(WHAT IS NEEDED):
Write out the records word for word, with no pictures.

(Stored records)
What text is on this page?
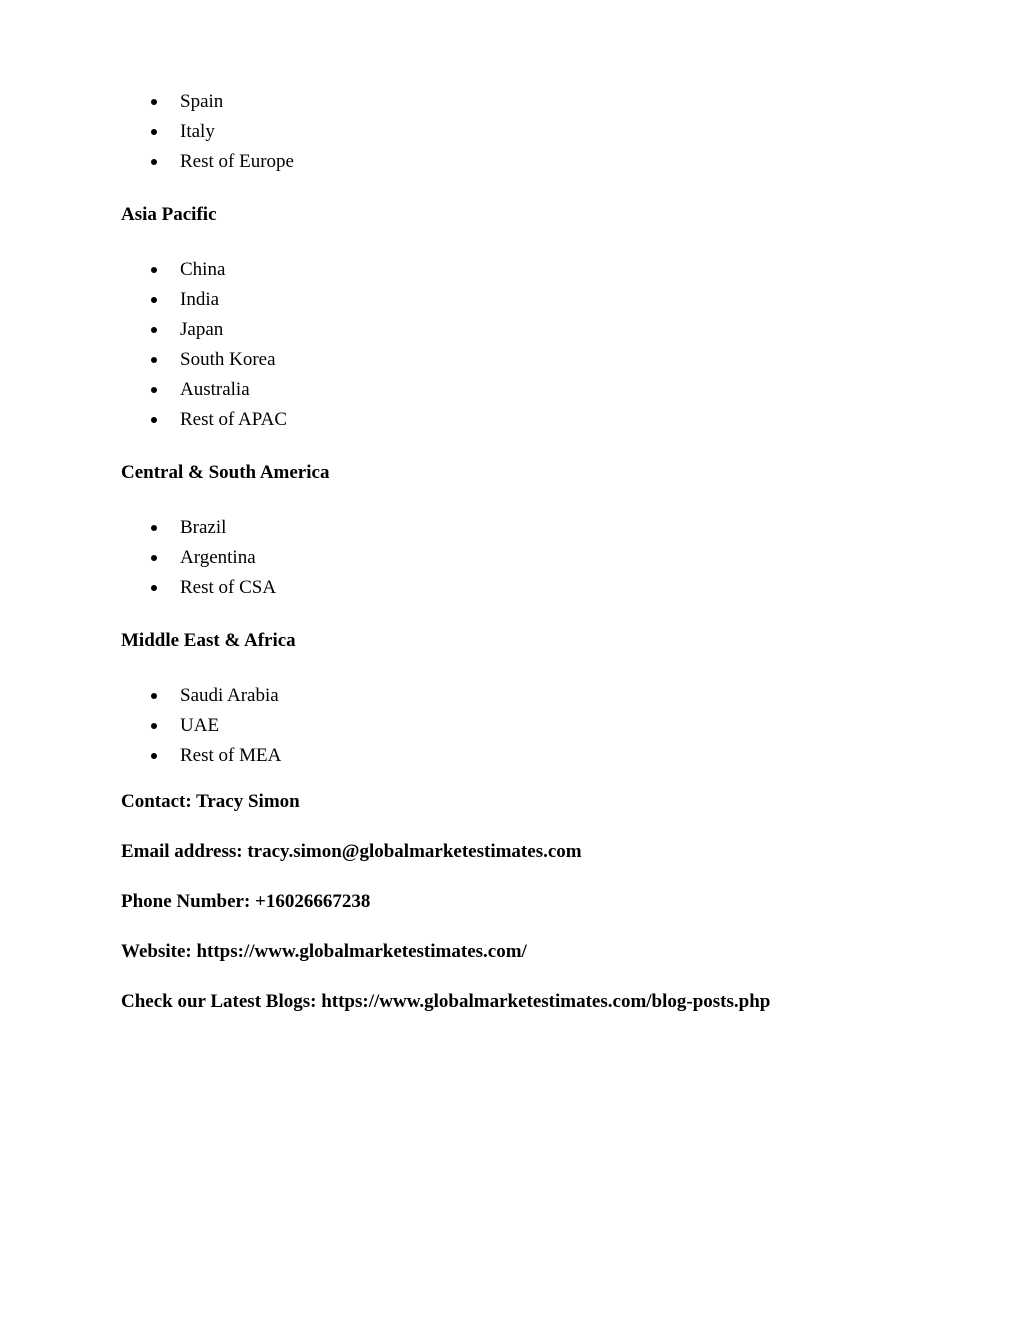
Spain
Italy
Rest of Europe

Asia Pacific

China
India
Japan
South Korea
Australia
Rest of APAC

Central & South America

Brazil
Argentina
Rest of CSA

Middle East & Africa

Saudi Arabia
UAE
Rest of MEA

Contact: Tracy Simon

Email address: tracy.simon@globalmarketestimates.com

Phone Number: +16026667238

Website: https://www.globalmarketestimates.com/

Check our Latest Blogs: https://www.globalmarketestimates.com/blog-posts.php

(EXERCISE ANSWER):
What text is on this page?
Spain
Italy
Rest of Europe

Asia Pacific

China
India
Japan
South Korea
Australia
Rest of APAC

Central & South America

Brazil
Argentina
Rest of CSA

Middle East & Africa

Saudi Arabia
UAE
Rest of MEA

Contact: Tracy Simon

Email address: tracy.simon@globalmarketestimates.com

Phone Number: +16026667238

Website: https://www.globalmarketestimates.com/

Check our Latest Blogs: https://www.globalmarketestimates.com/blog-posts.php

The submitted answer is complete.